The task
Set out each line from the following listing that includes the word "反应方程".

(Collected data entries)
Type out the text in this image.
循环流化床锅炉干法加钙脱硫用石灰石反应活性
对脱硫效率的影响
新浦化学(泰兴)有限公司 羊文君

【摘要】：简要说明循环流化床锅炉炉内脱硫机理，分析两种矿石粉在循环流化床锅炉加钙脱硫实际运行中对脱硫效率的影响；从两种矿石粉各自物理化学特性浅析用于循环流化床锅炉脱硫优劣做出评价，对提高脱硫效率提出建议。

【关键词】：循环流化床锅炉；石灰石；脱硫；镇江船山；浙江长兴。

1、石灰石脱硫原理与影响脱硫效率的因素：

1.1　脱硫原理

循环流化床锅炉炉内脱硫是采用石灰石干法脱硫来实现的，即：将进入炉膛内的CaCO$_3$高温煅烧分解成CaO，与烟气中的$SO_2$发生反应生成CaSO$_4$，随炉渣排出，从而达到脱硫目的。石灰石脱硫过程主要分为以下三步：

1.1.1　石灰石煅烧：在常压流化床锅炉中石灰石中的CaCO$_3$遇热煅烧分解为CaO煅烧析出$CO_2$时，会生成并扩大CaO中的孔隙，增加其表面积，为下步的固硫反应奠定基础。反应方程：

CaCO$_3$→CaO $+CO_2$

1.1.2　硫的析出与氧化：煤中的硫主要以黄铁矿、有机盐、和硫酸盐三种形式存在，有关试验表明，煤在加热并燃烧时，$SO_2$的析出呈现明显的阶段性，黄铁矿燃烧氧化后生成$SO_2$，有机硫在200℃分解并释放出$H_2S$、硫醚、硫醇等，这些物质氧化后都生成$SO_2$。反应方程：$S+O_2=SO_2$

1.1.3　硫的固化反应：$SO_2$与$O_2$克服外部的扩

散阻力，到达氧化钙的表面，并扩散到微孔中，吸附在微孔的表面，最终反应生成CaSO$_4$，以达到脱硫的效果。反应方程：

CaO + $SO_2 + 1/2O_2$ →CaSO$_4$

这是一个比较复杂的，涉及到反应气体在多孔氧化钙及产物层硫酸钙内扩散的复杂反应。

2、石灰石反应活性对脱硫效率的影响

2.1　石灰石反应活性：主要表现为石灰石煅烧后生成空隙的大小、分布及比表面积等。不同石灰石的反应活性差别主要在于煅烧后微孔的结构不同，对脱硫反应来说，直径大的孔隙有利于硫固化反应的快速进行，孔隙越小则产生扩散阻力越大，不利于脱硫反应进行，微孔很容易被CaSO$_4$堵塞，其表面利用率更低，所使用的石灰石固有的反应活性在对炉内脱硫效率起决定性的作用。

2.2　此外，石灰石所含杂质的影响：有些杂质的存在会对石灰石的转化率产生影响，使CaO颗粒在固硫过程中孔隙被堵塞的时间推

Worked solution
1.1.1　石灰石煅烧：在常压流化床锅炉中石灰石中的CaCO$_3$遇热煅烧分解为CaO煅烧析出$CO_2$时，会生成并扩大CaO中的孔隙，增加其表面积，为下步的固硫反应奠定基础。反应方程：
1.1.2　硫的析出与氧化：煤中的硫主要以黄铁矿、有机盐、和硫酸盐三种形式存在，有关试验表明，煤在加热并燃烧时，$SO_2$的析出呈现明显的阶段性，黄铁矿燃烧氧化后生成$SO_2$，有机硫在200℃分解并释放出$H_2S$、硫醚、硫醇等，这些物质氧化后都生成$SO_2$。反应方程：$S+O_2=SO_2$
散阻力，到达氧化钙的表面，并扩散到微孔中，吸附在微孔的表面，最终反应生成CaSO$_4$，以达到脱硫的效果。反应方程：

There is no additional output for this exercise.